The task: Retype all the records with nothing changed.

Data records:
>> Begin

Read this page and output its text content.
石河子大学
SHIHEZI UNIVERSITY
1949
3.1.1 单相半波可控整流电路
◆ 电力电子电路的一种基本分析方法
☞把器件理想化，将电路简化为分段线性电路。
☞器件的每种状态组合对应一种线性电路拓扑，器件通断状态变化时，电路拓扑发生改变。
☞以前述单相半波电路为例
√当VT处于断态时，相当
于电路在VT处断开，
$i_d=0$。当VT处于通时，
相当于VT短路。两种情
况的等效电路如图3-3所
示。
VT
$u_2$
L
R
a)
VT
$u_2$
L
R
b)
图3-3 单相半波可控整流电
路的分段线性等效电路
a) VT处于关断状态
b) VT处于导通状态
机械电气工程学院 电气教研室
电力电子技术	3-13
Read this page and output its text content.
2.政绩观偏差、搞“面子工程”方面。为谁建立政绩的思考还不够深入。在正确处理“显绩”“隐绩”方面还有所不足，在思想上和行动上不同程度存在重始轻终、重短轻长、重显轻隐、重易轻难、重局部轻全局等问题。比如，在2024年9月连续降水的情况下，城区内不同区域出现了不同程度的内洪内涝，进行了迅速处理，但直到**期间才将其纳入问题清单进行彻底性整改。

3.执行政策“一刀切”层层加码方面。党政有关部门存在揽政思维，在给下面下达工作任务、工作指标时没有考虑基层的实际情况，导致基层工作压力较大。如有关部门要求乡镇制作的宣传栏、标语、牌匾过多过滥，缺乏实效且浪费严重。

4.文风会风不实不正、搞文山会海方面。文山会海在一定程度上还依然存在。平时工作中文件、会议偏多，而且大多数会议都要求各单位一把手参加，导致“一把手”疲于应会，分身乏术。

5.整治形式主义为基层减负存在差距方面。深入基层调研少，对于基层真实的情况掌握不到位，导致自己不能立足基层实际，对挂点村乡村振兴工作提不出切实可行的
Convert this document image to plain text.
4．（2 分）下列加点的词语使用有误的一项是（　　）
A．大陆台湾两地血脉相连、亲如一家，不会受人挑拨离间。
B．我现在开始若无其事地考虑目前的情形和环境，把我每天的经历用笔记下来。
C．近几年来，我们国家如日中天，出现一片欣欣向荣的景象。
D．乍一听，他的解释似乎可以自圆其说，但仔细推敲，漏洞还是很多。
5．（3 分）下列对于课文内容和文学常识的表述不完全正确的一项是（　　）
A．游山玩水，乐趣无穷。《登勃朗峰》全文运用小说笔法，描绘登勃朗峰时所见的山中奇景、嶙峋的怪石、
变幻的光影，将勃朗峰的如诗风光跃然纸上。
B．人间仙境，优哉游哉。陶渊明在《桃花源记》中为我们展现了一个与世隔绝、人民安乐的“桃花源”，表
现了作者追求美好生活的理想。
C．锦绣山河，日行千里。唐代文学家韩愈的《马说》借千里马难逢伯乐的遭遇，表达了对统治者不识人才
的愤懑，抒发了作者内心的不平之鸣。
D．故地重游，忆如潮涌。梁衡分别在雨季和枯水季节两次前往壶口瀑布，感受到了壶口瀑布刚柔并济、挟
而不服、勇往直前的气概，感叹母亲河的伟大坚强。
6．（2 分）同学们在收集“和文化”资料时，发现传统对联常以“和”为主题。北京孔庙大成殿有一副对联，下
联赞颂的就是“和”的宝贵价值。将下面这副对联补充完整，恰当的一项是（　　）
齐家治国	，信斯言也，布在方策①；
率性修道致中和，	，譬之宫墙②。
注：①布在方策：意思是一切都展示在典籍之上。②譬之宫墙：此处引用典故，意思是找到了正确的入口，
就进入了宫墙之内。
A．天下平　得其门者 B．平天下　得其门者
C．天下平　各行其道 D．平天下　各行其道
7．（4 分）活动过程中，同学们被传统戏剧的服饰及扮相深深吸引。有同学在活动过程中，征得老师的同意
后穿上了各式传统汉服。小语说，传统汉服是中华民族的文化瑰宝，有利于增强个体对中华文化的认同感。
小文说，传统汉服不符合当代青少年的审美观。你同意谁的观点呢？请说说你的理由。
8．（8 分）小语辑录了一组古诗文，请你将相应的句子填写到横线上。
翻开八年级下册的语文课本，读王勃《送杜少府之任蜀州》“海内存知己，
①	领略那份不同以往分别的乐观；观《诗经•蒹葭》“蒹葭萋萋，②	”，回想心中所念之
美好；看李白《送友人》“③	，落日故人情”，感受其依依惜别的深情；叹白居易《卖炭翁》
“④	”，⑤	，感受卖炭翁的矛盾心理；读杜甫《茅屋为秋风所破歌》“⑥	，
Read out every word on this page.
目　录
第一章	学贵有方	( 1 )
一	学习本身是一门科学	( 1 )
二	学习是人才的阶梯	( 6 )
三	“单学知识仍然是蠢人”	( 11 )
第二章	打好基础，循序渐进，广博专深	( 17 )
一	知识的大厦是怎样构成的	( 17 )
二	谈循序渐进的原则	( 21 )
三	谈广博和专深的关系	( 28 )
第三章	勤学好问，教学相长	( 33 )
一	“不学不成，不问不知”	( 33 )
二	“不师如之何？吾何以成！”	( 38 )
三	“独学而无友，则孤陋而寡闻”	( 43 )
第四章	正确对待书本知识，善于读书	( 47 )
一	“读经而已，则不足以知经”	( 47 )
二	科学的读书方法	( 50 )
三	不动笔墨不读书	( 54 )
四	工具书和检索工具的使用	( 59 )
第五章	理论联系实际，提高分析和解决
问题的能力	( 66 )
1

>> End

The answer:
Read this page and output its text content.
石河子大学
SHIHEZI UNIVERSITY
1949
3.1.1 单相半波可控整流电路
◆ 电力电子电路的一种基本分析方法
☞把器件理想化，将电路简化为分段线性电路。
☞器件的每种状态组合对应一种线性电路拓扑，器件通断状态变化时，电路拓扑发生改变。
☞以前述单相半波电路为例
√当VT处于断态时，相当
于电路在VT处断开，
$i_d=0$。当VT处于通时，
相当于VT短路。两种情
况的等效电路如图3-3所
示。
VT
$u_2$
L
R
a)
VT
$u_2$
L
R
b)
图3-3 单相半波可控整流电
路的分段线性等效电路
a) VT处于关断状态
b) VT处于导通状态
机械电气工程学院 电气教研室
电力电子技术	3-13
Read this page and output its text content.
2.政绩观偏差、搞“面子工程”方面。为谁建立政绩的思考还不够深入。在正确处理“显绩”“隐绩”方面还有所不足，在思想上和行动上不同程度存在重始轻终、重短轻长、重显轻隐、重易轻难、重局部轻全局等问题。比如，在2024年9月连续降水的情况下，城区内不同区域出现了不同程度的内洪内涝，进行了迅速处理，但直到**期间才将其纳入问题清单进行彻底性整改。

3.执行政策“一刀切”层层加码方面。党政有关部门存在揽政思维，在给下面下达工作任务、工作指标时没有考虑基层的实际情况，导致基层工作压力较大。如有关部门要求乡镇制作的宣传栏、标语、牌匾过多过滥，缺乏实效且浪费严重。

4.文风会风不实不正、搞文山会海方面。文山会海在一定程度上还依然存在。平时工作中文件、会议偏多，而且大多数会议都要求各单位一把手参加，导致“一把手”疲于应会，分身乏术。

5.整治形式主义为基层减负存在差距方面。深入基层调研少，对于基层真实的情况掌握不到位，导致自己不能立足基层实际，对挂点村乡村振兴工作提不出切实可行的
Convert this document image to plain text.
4．（2 分）下列加点的词语使用有误的一项是（　　）
A．大陆台湾两地血脉相连、亲如一家，不会受人挑拨离间。
B．我现在开始若无其事地考虑目前的情形和环境，把我每天的经历用笔记下来。
C．近几年来，我们国家如日中天，出现一片欣欣向荣的景象。
D．乍一听，他的解释似乎可以自圆其说，但仔细推敲，漏洞还是很多。
5．（3 分）下列对于课文内容和文学常识的表述不完全正确的一项是（　　）
A．游山玩水，乐趣无穷。《登勃朗峰》全文运用小说笔法，描绘登勃朗峰时所见的山中奇景、嶙峋的怪石、
变幻的光影，将勃朗峰的如诗风光跃然纸上。
B．人间仙境，优哉游哉。陶渊明在《桃花源记》中为我们展现了一个与世隔绝、人民安乐的“桃花源”，表
现了作者追求美好生活的理想。
C．锦绣山河，日行千里。唐代文学家韩愈的《马说》借千里马难逢伯乐的遭遇，表达了对统治者不识人才
的愤懑，抒发了作者内心的不平之鸣。
D．故地重游，忆如潮涌。梁衡分别在雨季和枯水季节两次前往壶口瀑布，感受到了壶口瀑布刚柔并济、挟
而不服、勇往直前的气概，感叹母亲河的伟大坚强。
6．（2 分）同学们在收集“和文化”资料时，发现传统对联常以“和”为主题。北京孔庙大成殿有一副对联，下
联赞颂的就是“和”的宝贵价值。将下面这副对联补充完整，恰当的一项是（　　）
齐家治国	，信斯言也，布在方策①；
率性修道致中和，	，譬之宫墙②。
注：①布在方策：意思是一切都展示在典籍之上。②譬之宫墙：此处引用典故，意思是找到了正确的入口，
就进入了宫墙之内。
A．天下平　得其门者 B．平天下　得其门者
C．天下平　各行其道 D．平天下　各行其道
7．（4 分）活动过程中，同学们被传统戏剧的服饰及扮相深深吸引。有同学在活动过程中，征得老师的同意
后穿上了各式传统汉服。小语说，传统汉服是中华民族的文化瑰宝，有利于增强个体对中华文化的认同感。
小文说，传统汉服不符合当代青少年的审美观。你同意谁的观点呢？请说说你的理由。
8．（8 分）小语辑录了一组古诗文，请你将相应的句子填写到横线上。
翻开八年级下册的语文课本，读王勃《送杜少府之任蜀州》“海内存知己，
①	领略那份不同以往分别的乐观；观《诗经•蒹葭》“蒹葭萋萋，②	”，回想心中所念之
美好；看李白《送友人》“③	，落日故人情”，感受其依依惜别的深情；叹白居易《卖炭翁》
“④	”，⑤	，感受卖炭翁的矛盾心理；读杜甫《茅屋为秋风所破歌》“⑥	，
Read out every word on this page.
目　录
第一章	学贵有方	( 1 )
一	学习本身是一门科学	( 1 )
二	学习是人才的阶梯	( 6 )
三	“单学知识仍然是蠢人”	( 11 )
第二章	打好基础，循序渐进，广博专深	( 17 )
一	知识的大厦是怎样构成的	( 17 )
二	谈循序渐进的原则	( 21 )
三	谈广博和专深的关系	( 28 )
第三章	勤学好问，教学相长	( 33 )
一	“不学不成，不问不知”	( 33 )
二	“不师如之何？吾何以成！”	( 38 )
三	“独学而无友，则孤陋而寡闻”	( 43 )
第四章	正确对待书本知识，善于读书	( 47 )
一	“读经而已，则不足以知经”	( 47 )
二	科学的读书方法	( 50 )
三	不动笔墨不读书	( 54 )
四	工具书和检索工具的使用	( 59 )
第五章	理论联系实际，提高分析和解决
问题的能力	( 66 )
1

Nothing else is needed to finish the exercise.